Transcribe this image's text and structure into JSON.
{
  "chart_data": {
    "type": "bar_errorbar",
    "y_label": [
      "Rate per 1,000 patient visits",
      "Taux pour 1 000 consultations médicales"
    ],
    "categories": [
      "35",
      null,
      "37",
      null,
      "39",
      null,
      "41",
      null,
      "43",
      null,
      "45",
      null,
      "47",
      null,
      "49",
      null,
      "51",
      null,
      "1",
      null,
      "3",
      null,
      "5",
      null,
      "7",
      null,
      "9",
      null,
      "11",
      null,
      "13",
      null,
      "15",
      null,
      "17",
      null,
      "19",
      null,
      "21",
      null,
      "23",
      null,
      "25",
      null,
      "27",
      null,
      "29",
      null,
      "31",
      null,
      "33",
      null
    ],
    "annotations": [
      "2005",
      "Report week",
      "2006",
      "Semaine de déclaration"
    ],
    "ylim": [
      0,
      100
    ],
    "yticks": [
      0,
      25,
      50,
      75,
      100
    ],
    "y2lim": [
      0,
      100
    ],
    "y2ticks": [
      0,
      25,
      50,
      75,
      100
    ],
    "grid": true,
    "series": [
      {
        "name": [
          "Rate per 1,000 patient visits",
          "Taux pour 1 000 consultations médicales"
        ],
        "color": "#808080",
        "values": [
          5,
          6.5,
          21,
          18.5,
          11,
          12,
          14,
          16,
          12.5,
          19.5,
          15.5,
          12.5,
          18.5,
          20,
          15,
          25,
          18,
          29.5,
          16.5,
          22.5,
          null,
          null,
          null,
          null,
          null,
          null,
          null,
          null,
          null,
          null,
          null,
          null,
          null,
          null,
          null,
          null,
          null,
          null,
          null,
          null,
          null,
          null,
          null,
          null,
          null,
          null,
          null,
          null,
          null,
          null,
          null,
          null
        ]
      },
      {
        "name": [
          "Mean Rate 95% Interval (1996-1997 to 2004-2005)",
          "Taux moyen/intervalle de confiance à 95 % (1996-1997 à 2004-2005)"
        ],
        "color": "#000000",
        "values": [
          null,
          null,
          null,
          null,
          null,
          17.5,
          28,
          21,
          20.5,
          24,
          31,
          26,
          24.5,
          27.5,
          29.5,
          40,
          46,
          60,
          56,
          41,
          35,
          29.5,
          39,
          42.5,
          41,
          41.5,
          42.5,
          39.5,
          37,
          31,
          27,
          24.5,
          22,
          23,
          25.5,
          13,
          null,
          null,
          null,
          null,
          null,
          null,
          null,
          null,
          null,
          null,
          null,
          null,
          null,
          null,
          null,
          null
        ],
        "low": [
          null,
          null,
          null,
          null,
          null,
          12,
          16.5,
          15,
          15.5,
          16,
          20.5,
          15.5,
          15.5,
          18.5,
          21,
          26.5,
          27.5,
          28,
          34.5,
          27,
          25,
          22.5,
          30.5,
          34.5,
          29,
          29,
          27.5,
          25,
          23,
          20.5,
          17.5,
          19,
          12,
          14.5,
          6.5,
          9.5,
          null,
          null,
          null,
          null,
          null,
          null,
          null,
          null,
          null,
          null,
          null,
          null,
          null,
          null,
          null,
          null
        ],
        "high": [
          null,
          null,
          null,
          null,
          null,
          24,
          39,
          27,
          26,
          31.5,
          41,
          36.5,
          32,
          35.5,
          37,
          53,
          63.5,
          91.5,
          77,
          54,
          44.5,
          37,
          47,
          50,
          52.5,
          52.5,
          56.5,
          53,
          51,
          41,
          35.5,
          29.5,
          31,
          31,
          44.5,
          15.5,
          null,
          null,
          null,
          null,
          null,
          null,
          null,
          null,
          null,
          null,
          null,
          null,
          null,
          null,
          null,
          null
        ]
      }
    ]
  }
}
================
- WHAT THE EXERCISE ASKS -
In the records, locate each line holding the string "Rate" and copy it.

- TASK RESPONSE -
      "Rate per 1,000 patient visits",
          "Rate per 1,000 patient visits",
          "Mean Rate 95% Interval (1996-1997 to 2004-2005)",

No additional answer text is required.